To be done:
Every entry must be echoed exactly.

[Begin Record set]

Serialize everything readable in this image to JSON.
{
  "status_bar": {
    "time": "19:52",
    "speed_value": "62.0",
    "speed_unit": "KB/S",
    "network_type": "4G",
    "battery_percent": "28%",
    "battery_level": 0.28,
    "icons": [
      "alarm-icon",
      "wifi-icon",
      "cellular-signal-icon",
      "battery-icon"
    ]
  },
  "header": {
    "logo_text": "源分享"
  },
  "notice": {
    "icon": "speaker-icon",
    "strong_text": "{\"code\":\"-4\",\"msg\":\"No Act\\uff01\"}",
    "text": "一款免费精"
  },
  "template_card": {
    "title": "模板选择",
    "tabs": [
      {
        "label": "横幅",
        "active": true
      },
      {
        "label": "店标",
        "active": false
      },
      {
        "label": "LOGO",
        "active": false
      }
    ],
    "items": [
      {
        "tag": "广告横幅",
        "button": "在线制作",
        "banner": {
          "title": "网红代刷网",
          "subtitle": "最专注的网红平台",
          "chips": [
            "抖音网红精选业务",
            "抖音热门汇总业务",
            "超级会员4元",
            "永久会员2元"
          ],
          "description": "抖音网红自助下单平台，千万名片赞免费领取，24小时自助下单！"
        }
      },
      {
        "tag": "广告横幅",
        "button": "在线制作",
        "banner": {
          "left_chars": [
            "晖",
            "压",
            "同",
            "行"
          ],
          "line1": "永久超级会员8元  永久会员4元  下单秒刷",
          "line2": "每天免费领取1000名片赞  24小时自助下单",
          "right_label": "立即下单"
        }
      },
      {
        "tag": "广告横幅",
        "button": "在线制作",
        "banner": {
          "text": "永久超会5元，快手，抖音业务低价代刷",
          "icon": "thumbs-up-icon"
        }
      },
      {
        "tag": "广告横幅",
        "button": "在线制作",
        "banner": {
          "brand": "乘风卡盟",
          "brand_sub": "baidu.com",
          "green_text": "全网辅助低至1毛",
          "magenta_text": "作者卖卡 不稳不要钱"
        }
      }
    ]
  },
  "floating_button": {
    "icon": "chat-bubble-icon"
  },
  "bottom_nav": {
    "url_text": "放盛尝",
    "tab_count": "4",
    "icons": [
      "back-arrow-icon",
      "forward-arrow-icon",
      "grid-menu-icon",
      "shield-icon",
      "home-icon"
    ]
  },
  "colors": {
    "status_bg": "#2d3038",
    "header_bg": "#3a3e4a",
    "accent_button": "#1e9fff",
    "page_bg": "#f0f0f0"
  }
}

[End Record set]

Result of this exercise:
Serialize everything readable in this image to JSON.
{
  "status_bar": {
    "time": "19:52",
    "speed_value": "62.0",
    "speed_unit": "KB/S",
    "network_type": "4G",
    "battery_percent": "28%",
    "battery_level": 0.28,
    "icons": [
      "alarm-icon",
      "wifi-icon",
      "cellular-signal-icon",
      "battery-icon"
    ]
  },
  "header": {
    "logo_text": "源分享"
  },
  "notice": {
    "icon": "speaker-icon",
    "strong_text": "{\"code\":\"-4\",\"msg\":\"No Act\\uff01\"}",
    "text": "一款免费精"
  },
  "template_card": {
    "title": "模板选择",
    "tabs": [
      {
        "label": "横幅",
        "active": true
      },
      {
        "label": "店标",
        "active": false
      },
      {
        "label": "LOGO",
        "active": false
      }
    ],
    "items": [
      {
        "tag": "广告横幅",
        "button": "在线制作",
        "banner": {
          "title": "网红代刷网",
          "subtitle": "最专注的网红平台",
          "chips": [
            "抖音网红精选业务",
            "抖音热门汇总业务",
            "超级会员4元",
            "永久会员2元"
          ],
          "description": "抖音网红自助下单平台，千万名片赞免费领取，24小时自助下单！"
        }
      },
      {
        "tag": "广告横幅",
        "button": "在线制作",
        "banner": {
          "left_chars": [
            "晖",
            "压",
            "同",
            "行"
          ],
          "line1": "永久超级会员8元  永久会员4元  下单秒刷",
          "line2": "每天免费领取1000名片赞  24小时自助下单",
          "right_label": "立即下单"
        }
      },
      {
        "tag": "广告横幅",
        "button": "在线制作",
        "banner": {
          "text": "永久超会5元，快手，抖音业务低价代刷",
          "icon": "thumbs-up-icon"
        }
      },
      {
        "tag": "广告横幅",
        "button": "在线制作",
        "banner": {
          "brand": "乘风卡盟",
          "brand_sub": "baidu.com",
          "green_text": "全网辅助低至1毛",
          "magenta_text": "作者卖卡 不稳不要钱"
        }
      }
    ]
  },
  "floating_button": {
    "icon": "chat-bubble-icon"
  },
  "bottom_nav": {
    "url_text": "放盛尝",
    "tab_count": "4",
    "icons": [
      "back-arrow-icon",
      "forward-arrow-icon",
      "grid-menu-icon",
      "shield-icon",
      "home-icon"
    ]
  },
  "colors": {
    "status_bg": "#2d3038",
    "header_bg": "#3a3e4a",
    "accent_button": "#1e9fff",
    "page_bg": "#f0f0f0"
  }
}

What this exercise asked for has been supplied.